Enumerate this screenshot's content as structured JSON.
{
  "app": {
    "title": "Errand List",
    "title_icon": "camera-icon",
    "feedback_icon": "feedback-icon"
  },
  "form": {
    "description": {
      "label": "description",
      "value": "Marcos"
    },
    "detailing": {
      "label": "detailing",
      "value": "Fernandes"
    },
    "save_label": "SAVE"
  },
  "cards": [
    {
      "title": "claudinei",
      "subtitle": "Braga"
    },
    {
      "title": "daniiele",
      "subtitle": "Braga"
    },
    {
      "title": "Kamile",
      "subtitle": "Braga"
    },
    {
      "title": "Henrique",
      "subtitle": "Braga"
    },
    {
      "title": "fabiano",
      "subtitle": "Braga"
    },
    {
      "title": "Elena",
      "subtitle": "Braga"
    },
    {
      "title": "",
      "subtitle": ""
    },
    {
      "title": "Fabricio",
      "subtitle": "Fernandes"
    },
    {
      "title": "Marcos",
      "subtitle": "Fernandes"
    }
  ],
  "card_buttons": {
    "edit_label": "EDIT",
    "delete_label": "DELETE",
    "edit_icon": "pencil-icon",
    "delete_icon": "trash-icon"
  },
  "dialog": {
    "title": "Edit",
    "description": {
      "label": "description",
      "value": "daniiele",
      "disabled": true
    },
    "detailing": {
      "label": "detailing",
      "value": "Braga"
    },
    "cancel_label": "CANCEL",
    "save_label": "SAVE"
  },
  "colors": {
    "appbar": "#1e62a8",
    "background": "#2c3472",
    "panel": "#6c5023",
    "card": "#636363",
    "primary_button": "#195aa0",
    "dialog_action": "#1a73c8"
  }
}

----

_Short task:_ Output the whole listing above again, word for word.

_Exercise answer:_
Enumerate this screenshot's content as structured JSON.
{
  "app": {
    "title": "Errand List",
    "title_icon": "camera-icon",
    "feedback_icon": "feedback-icon"
  },
  "form": {
    "description": {
      "label": "description",
      "value": "Marcos"
    },
    "detailing": {
      "label": "detailing",
      "value": "Fernandes"
    },
    "save_label": "SAVE"
  },
  "cards": [
    {
      "title": "claudinei",
      "subtitle": "Braga"
    },
    {
      "title": "daniiele",
      "subtitle": "Braga"
    },
    {
      "title": "Kamile",
      "subtitle": "Braga"
    },
    {
      "title": "Henrique",
      "subtitle": "Braga"
    },
    {
      "title": "fabiano",
      "subtitle": "Braga"
    },
    {
      "title": "Elena",
      "subtitle": "Braga"
    },
    {
      "title": "",
      "subtitle": ""
    },
    {
      "title": "Fabricio",
      "subtitle": "Fernandes"
    },
    {
      "title": "Marcos",
      "subtitle": "Fernandes"
    }
  ],
  "card_buttons": {
    "edit_label": "EDIT",
    "delete_label": "DELETE",
    "edit_icon": "pencil-icon",
    "delete_icon": "trash-icon"
  },
  "dialog": {
    "title": "Edit",
    "description": {
      "label": "description",
      "value": "daniiele",
      "disabled": true
    },
    "detailing": {
      "label": "detailing",
      "value": "Braga"
    },
    "cancel_label": "CANCEL",
    "save_label": "SAVE"
  },
  "colors": {
    "appbar": "#1e62a8",
    "background": "#2c3472",
    "panel": "#6c5023",
    "card": "#636363",
    "primary_button": "#195aa0",
    "dialog_action": "#1a73c8"
  }
}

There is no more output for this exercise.